#### Listed entries:
※
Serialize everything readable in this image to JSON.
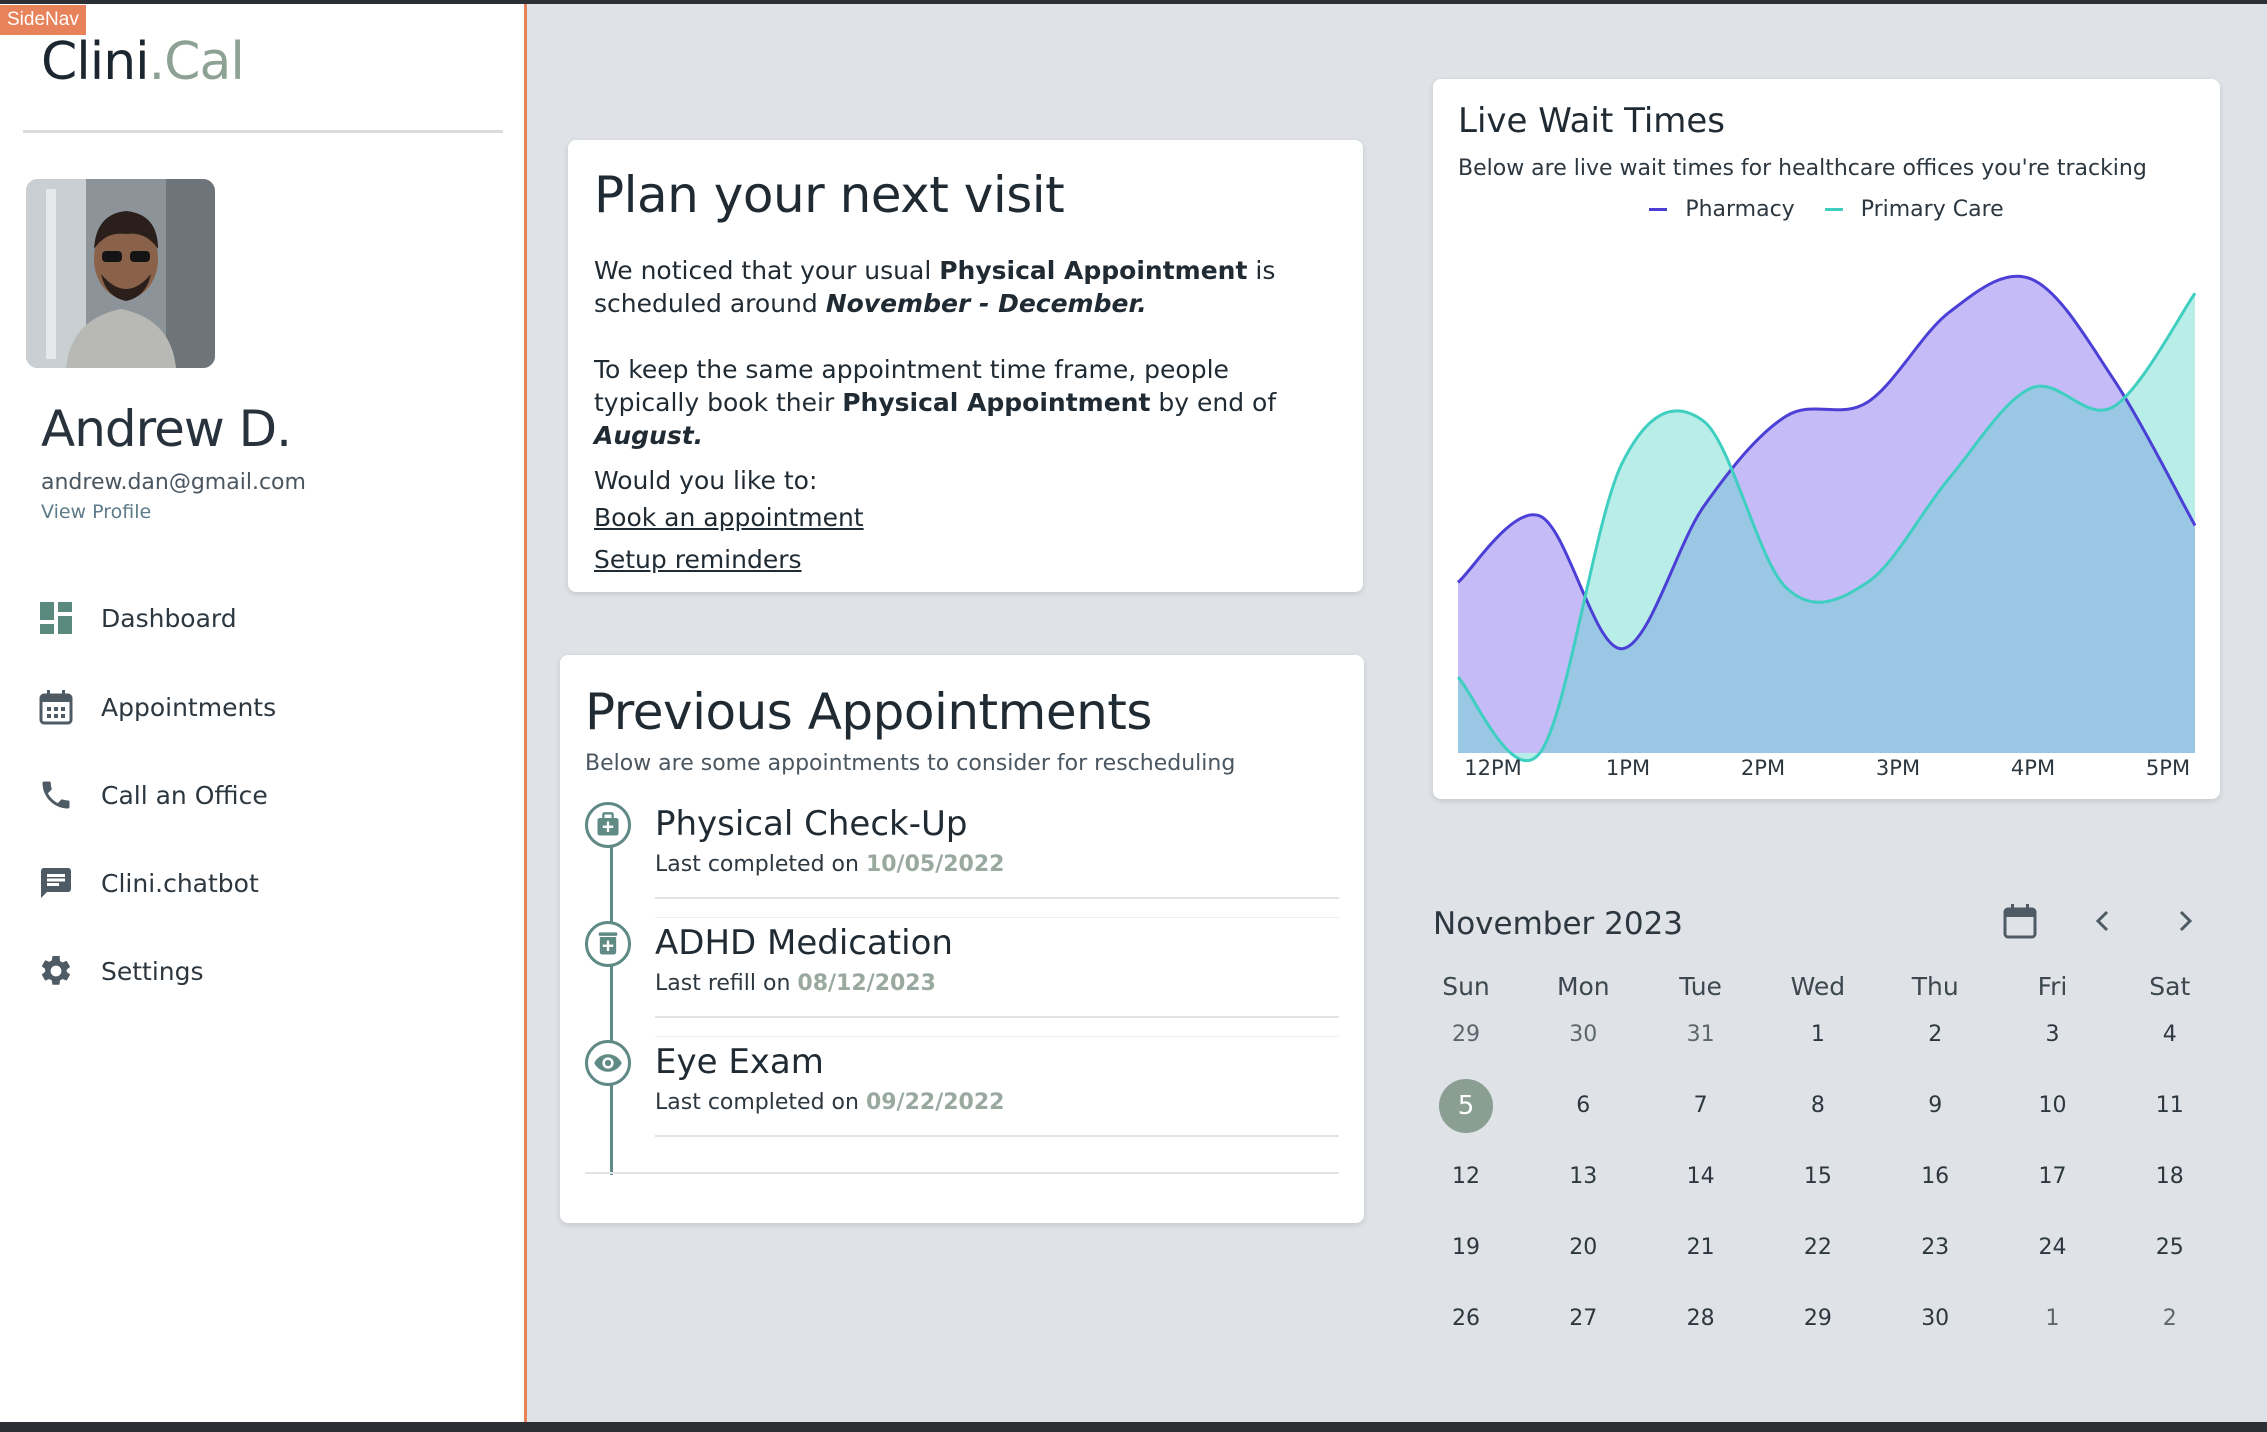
{
  "sidenav": {
    "tag": "SideNav",
    "brand": {
      "main": "Clini",
      "accent": ".Cal"
    },
    "user": {
      "name": "Andrew D.",
      "email": "andrew.dan@gmail.com",
      "view_profile": "View Profile"
    },
    "items": [
      {
        "label": "Dashboard",
        "icon": "dashboard-icon"
      },
      {
        "label": "Appointments",
        "icon": "calendar-icon"
      },
      {
        "label": "Call an Office",
        "icon": "phone-icon"
      },
      {
        "label": "Clini.chatbot",
        "icon": "chat-icon"
      },
      {
        "label": "Settings",
        "icon": "gear-icon"
      }
    ]
  },
  "plan": {
    "title": "Plan your next visit",
    "p1_a": "We noticed that your usual ",
    "p1_b": "Physical Appointment",
    "p1_c": " is scheduled around ",
    "p1_d": "November - December.",
    "p2_a": "To keep the same appointment time frame, people typically book their ",
    "p2_b": "Physical Appointment",
    "p2_c": " by end of ",
    "p2_d": "August.",
    "prompt": "Would you like to:",
    "link_book": "Book an appointment",
    "link_reminders": "Setup reminders"
  },
  "previous": {
    "title": "Previous Appointments",
    "subtitle": "Below are some appointments to consider for rescheduling",
    "items": [
      {
        "title": "Physical Check-Up",
        "meta": "Last completed on ",
        "date": "10/05/2022",
        "icon": "medical-bag-icon"
      },
      {
        "title": "ADHD Medication",
        "meta": "Last refill on ",
        "date": "08/12/2023",
        "icon": "pharmacy-icon"
      },
      {
        "title": "Eye Exam",
        "meta": "Last completed on ",
        "date": "09/22/2022",
        "icon": "eye-icon"
      }
    ]
  },
  "wait": {
    "title": "Live Wait Times",
    "subtitle": "Below are live wait times for healthcare offices you're tracking"
  },
  "colors": {
    "pharmacy": "#4b3fd6",
    "primary_care": "#3fcfc0",
    "accent": "#e8825a",
    "brand_green": "#8da194"
  },
  "chart_data": {
    "type": "area",
    "x": [
      "12:00PM",
      "12:30PM",
      "1:00PM",
      "1:30PM",
      "2:00PM",
      "2:30PM",
      "3:00PM",
      "3:30PM",
      "4:00PM",
      "4:30PM",
      "5:00PM"
    ],
    "tick_labels": [
      "12PM",
      "1PM",
      "2PM",
      "3PM",
      "4PM",
      "5PM"
    ],
    "ylim": [
      0,
      100
    ],
    "legend": "top-center",
    "grid": false,
    "series": [
      {
        "name": "Pharmacy",
        "color": "#4b3fd6",
        "values": [
          36,
          50,
          22,
          52,
          71,
          74,
          93,
          100,
          79,
          48
        ]
      },
      {
        "name": "Primary Care",
        "color": "#3fcfc0",
        "values": [
          16,
          0,
          61,
          70,
          35,
          36,
          58,
          77,
          73,
          97
        ]
      }
    ]
  },
  "calendar": {
    "month": "November 2023",
    "weekdays": [
      "Sun",
      "Mon",
      "Tue",
      "Wed",
      "Thu",
      "Fri",
      "Sat"
    ],
    "weeks": [
      [
        "29",
        "30",
        "31",
        "1",
        "2",
        "3",
        "4"
      ],
      [
        "5",
        "6",
        "7",
        "8",
        "9",
        "10",
        "11"
      ],
      [
        "12",
        "13",
        "14",
        "15",
        "16",
        "17",
        "18"
      ],
      [
        "19",
        "20",
        "21",
        "22",
        "23",
        "24",
        "25"
      ],
      [
        "26",
        "27",
        "28",
        "29",
        "30",
        "1",
        "2"
      ]
    ],
    "selected": "5"
  }
}
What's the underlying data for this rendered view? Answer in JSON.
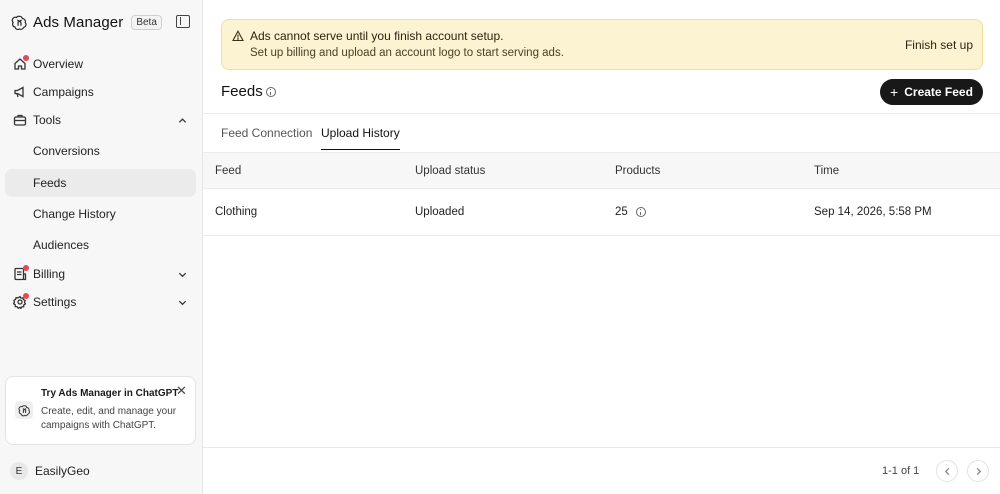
{
  "app": {
    "name": "Ads Manager",
    "badge": "Beta"
  },
  "sidebar": {
    "items": [
      {
        "label": "Overview",
        "icon": "home-icon",
        "dot": true
      },
      {
        "label": "Campaigns",
        "icon": "megaphone-icon",
        "dot": false
      },
      {
        "label": "Tools",
        "icon": "toolbox-icon",
        "dot": false,
        "expanded": true
      },
      {
        "label": "Conversions",
        "sub": true
      },
      {
        "label": "Feeds",
        "sub": true,
        "active": true
      },
      {
        "label": "Change History",
        "sub": true
      },
      {
        "label": "Audiences",
        "sub": true
      },
      {
        "label": "Billing",
        "icon": "receipt-icon",
        "dot": true,
        "expanded": false
      },
      {
        "label": "Settings",
        "icon": "gear-icon",
        "dot": true,
        "expanded": false
      }
    ]
  },
  "promo": {
    "title": "Try Ads Manager in ChatGPT",
    "body": "Create, edit, and manage your campaigns with ChatGPT."
  },
  "user": {
    "initial": "E",
    "name": "EasilyGeo"
  },
  "banner": {
    "title": "Ads cannot serve until you finish account setup.",
    "body": "Set up billing and upload an account logo to start serving ads.",
    "action": "Finish set up"
  },
  "page": {
    "title": "Feeds",
    "create_button": "Create Feed"
  },
  "tabs": [
    {
      "label": "Feed Connection",
      "active": false
    },
    {
      "label": "Upload History",
      "active": true
    }
  ],
  "table": {
    "columns": [
      "Feed",
      "Upload status",
      "Products",
      "Time"
    ],
    "rows": [
      {
        "feed": "Clothing",
        "status": "Uploaded",
        "products": "25",
        "time": "Sep 14, 2026, 5:58 PM"
      }
    ]
  },
  "pagination": {
    "text": "1-1 of 1"
  },
  "colors": {
    "accent": "#181818",
    "banner_bg": "#fcf3d2",
    "notification_dot": "#e5484d"
  }
}
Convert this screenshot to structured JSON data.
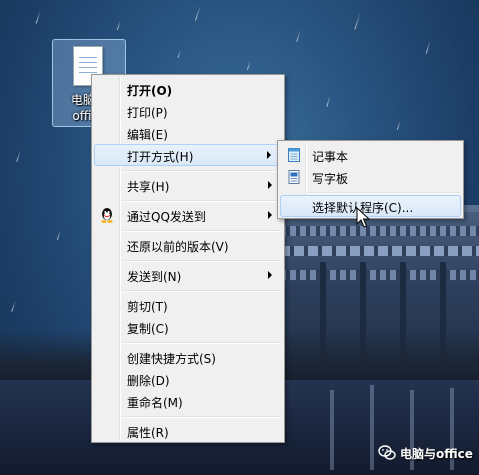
{
  "desktop": {
    "file_label": "电脑与\noffice"
  },
  "context_menu": {
    "items": [
      {
        "label": "打开(O)"
      },
      {
        "label": "打印(P)"
      },
      {
        "label": "编辑(E)"
      },
      {
        "label": "打开方式(H)"
      },
      {
        "label": "共享(H)"
      },
      {
        "label": "通过QQ发送到"
      },
      {
        "label": "还原以前的版本(V)"
      },
      {
        "label": "发送到(N)"
      },
      {
        "label": "剪切(T)"
      },
      {
        "label": "复制(C)"
      },
      {
        "label": "创建快捷方式(S)"
      },
      {
        "label": "删除(D)"
      },
      {
        "label": "重命名(M)"
      },
      {
        "label": "属性(R)"
      }
    ]
  },
  "submenu": {
    "items": [
      {
        "label": "记事本",
        "icon": "notepad-icon"
      },
      {
        "label": "写字板",
        "icon": "wordpad-icon"
      },
      {
        "label": "选择默认程序(C)..."
      }
    ]
  },
  "watermark": {
    "text": "电脑与office",
    "icon": "wechat-icon"
  },
  "colors": {
    "menu_bg": "#f0f0f0",
    "highlight_bg": "#d9e8f8",
    "highlight_border": "#aecff7"
  }
}
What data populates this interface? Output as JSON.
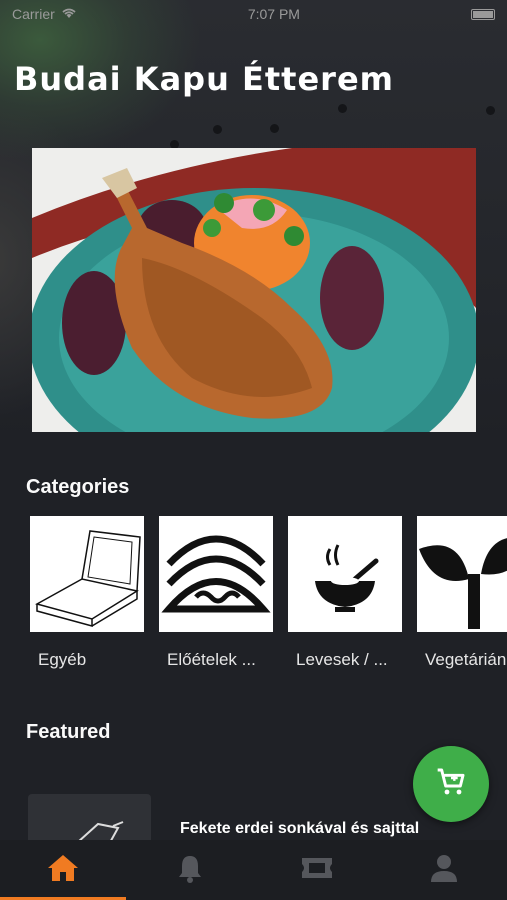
※
#### Prompt:
Search the listing above for the string "true". Copy every line that contains it.

#### Written reply:
        "dot": true
        "expanded": true
        "sub": true
        "sub": true,
        "active": true
        "sub": true
        "sub": true
        "dot": true,
        "dot": true,
      "active": true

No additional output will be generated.